┌──

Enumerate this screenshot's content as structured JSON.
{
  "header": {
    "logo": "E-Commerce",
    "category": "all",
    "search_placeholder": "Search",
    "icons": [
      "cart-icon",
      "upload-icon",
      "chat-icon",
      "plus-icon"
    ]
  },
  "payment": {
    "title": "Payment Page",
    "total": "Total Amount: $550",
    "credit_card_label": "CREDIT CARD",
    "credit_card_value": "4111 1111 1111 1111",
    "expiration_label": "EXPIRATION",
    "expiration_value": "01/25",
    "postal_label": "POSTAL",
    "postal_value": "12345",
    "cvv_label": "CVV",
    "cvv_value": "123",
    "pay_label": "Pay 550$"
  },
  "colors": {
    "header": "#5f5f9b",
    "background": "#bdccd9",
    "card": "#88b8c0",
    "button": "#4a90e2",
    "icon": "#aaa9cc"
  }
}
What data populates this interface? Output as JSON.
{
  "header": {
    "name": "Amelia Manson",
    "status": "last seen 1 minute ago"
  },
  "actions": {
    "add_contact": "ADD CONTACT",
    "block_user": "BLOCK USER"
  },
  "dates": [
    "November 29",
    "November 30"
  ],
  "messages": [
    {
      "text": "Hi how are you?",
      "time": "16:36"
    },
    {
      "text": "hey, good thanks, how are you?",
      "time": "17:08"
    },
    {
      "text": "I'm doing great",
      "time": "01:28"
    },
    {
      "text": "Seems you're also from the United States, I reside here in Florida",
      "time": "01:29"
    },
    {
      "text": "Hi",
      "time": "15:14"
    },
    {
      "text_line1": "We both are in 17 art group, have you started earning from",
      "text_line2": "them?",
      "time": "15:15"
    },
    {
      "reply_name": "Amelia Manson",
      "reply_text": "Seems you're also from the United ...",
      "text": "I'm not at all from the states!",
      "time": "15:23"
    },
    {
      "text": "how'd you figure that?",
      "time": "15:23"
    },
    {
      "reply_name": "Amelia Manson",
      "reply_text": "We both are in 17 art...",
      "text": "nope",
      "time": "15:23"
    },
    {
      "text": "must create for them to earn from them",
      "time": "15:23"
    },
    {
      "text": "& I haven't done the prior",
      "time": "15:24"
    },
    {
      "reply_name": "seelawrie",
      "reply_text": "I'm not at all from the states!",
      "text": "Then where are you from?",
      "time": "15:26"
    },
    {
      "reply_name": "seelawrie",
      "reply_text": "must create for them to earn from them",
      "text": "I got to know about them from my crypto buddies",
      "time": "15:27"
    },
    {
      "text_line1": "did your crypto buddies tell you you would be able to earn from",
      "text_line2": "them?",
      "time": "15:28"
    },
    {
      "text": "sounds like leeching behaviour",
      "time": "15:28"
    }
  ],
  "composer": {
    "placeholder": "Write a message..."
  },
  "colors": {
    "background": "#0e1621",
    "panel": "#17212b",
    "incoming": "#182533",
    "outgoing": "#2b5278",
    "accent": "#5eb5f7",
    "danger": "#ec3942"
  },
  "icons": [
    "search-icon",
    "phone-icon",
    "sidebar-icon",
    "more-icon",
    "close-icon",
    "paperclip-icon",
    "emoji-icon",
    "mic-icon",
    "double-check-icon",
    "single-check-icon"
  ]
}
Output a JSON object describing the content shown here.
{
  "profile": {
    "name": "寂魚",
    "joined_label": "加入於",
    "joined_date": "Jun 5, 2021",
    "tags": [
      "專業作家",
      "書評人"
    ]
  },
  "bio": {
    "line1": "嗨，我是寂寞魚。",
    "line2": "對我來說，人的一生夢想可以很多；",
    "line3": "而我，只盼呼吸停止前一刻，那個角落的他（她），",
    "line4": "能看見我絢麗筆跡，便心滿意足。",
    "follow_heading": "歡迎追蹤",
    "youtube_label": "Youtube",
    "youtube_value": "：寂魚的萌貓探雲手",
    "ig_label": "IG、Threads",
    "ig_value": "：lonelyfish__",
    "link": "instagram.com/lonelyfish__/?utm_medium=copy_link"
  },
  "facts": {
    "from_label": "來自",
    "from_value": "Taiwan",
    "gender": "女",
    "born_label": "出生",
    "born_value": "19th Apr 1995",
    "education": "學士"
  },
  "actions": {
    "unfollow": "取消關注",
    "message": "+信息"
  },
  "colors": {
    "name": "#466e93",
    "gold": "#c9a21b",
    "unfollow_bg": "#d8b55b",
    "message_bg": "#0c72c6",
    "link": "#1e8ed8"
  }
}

└──

**WHAT YOU WILL DO:**
Each entry is to be returned in full, character for character.

**ANSWER FOR THE TASK:**
Enumerate this screenshot's content as structured JSON.
{
  "header": {
    "logo": "E-Commerce",
    "category": "all",
    "search_placeholder": "Search",
    "icons": [
      "cart-icon",
      "upload-icon",
      "chat-icon",
      "plus-icon"
    ]
  },
  "payment": {
    "title": "Payment Page",
    "total": "Total Amount: $550",
    "credit_card_label": "CREDIT CARD",
    "credit_card_value": "4111 1111 1111 1111",
    "expiration_label": "EXPIRATION",
    "expiration_value": "01/25",
    "postal_label": "POSTAL",
    "postal_value": "12345",
    "cvv_label": "CVV",
    "cvv_value": "123",
    "pay_label": "Pay 550$"
  },
  "colors": {
    "header": "#5f5f9b",
    "background": "#bdccd9",
    "card": "#88b8c0",
    "button": "#4a90e2",
    "icon": "#aaa9cc"
  }
}
What data populates this interface? Output as JSON.
{
  "header": {
    "name": "Amelia Manson",
    "status": "last seen 1 minute ago"
  },
  "actions": {
    "add_contact": "ADD CONTACT",
    "block_user": "BLOCK USER"
  },
  "dates": [
    "November 29",
    "November 30"
  ],
  "messages": [
    {
      "text": "Hi how are you?",
      "time": "16:36"
    },
    {
      "text": "hey, good thanks, how are you?",
      "time": "17:08"
    },
    {
      "text": "I'm doing great",
      "time": "01:28"
    },
    {
      "text": "Seems you're also from the United States, I reside here in Florida",
      "time": "01:29"
    },
    {
      "text": "Hi",
      "time": "15:14"
    },
    {
      "text_line1": "We both are in 17 art group, have you started earning from",
      "text_line2": "them?",
      "time": "15:15"
    },
    {
      "reply_name": "Amelia Manson",
      "reply_text": "Seems you're also from the United ...",
      "text": "I'm not at all from the states!",
      "time": "15:23"
    },
    {
      "text": "how'd you figure that?",
      "time": "15:23"
    },
    {
      "reply_name": "Amelia Manson",
      "reply_text": "We both are in 17 art...",
      "text": "nope",
      "time": "15:23"
    },
    {
      "text": "must create for them to earn from them",
      "time": "15:23"
    },
    {
      "text": "& I haven't done the prior",
      "time": "15:24"
    },
    {
      "reply_name": "seelawrie",
      "reply_text": "I'm not at all from the states!",
      "text": "Then where are you from?",
      "time": "15:26"
    },
    {
      "reply_name": "seelawrie",
      "reply_text": "must create for them to earn from them",
      "text": "I got to know about them from my crypto buddies",
      "time": "15:27"
    },
    {
      "text_line1": "did your crypto buddies tell you you would be able to earn from",
      "text_line2": "them?",
      "time": "15:28"
    },
    {
      "text": "sounds like leeching behaviour",
      "time": "15:28"
    }
  ],
  "composer": {
    "placeholder": "Write a message..."
  },
  "colors": {
    "background": "#0e1621",
    "panel": "#17212b",
    "incoming": "#182533",
    "outgoing": "#2b5278",
    "accent": "#5eb5f7",
    "danger": "#ec3942"
  },
  "icons": [
    "search-icon",
    "phone-icon",
    "sidebar-icon",
    "more-icon",
    "close-icon",
    "paperclip-icon",
    "emoji-icon",
    "mic-icon",
    "double-check-icon",
    "single-check-icon"
  ]
}
Output a JSON object describing the content shown here.
{
  "profile": {
    "name": "寂魚",
    "joined_label": "加入於",
    "joined_date": "Jun 5, 2021",
    "tags": [
      "專業作家",
      "書評人"
    ]
  },
  "bio": {
    "line1": "嗨，我是寂寞魚。",
    "line2": "對我來說，人的一生夢想可以很多；",
    "line3": "而我，只盼呼吸停止前一刻，那個角落的他（她），",
    "line4": "能看見我絢麗筆跡，便心滿意足。",
    "follow_heading": "歡迎追蹤",
    "youtube_label": "Youtube",
    "youtube_value": "：寂魚的萌貓探雲手",
    "ig_label": "IG、Threads",
    "ig_value": "：lonelyfish__",
    "link": "instagram.com/lonelyfish__/?utm_medium=copy_link"
  },
  "facts": {
    "from_label": "來自",
    "from_value": "Taiwan",
    "gender": "女",
    "born_label": "出生",
    "born_value": "19th Apr 1995",
    "education": "學士"
  },
  "actions": {
    "unfollow": "取消關注",
    "message": "+信息"
  },
  "colors": {
    "name": "#466e93",
    "gold": "#c9a21b",
    "unfollow_bg": "#d8b55b",
    "message_bg": "#0c72c6",
    "link": "#1e8ed8"
  }
}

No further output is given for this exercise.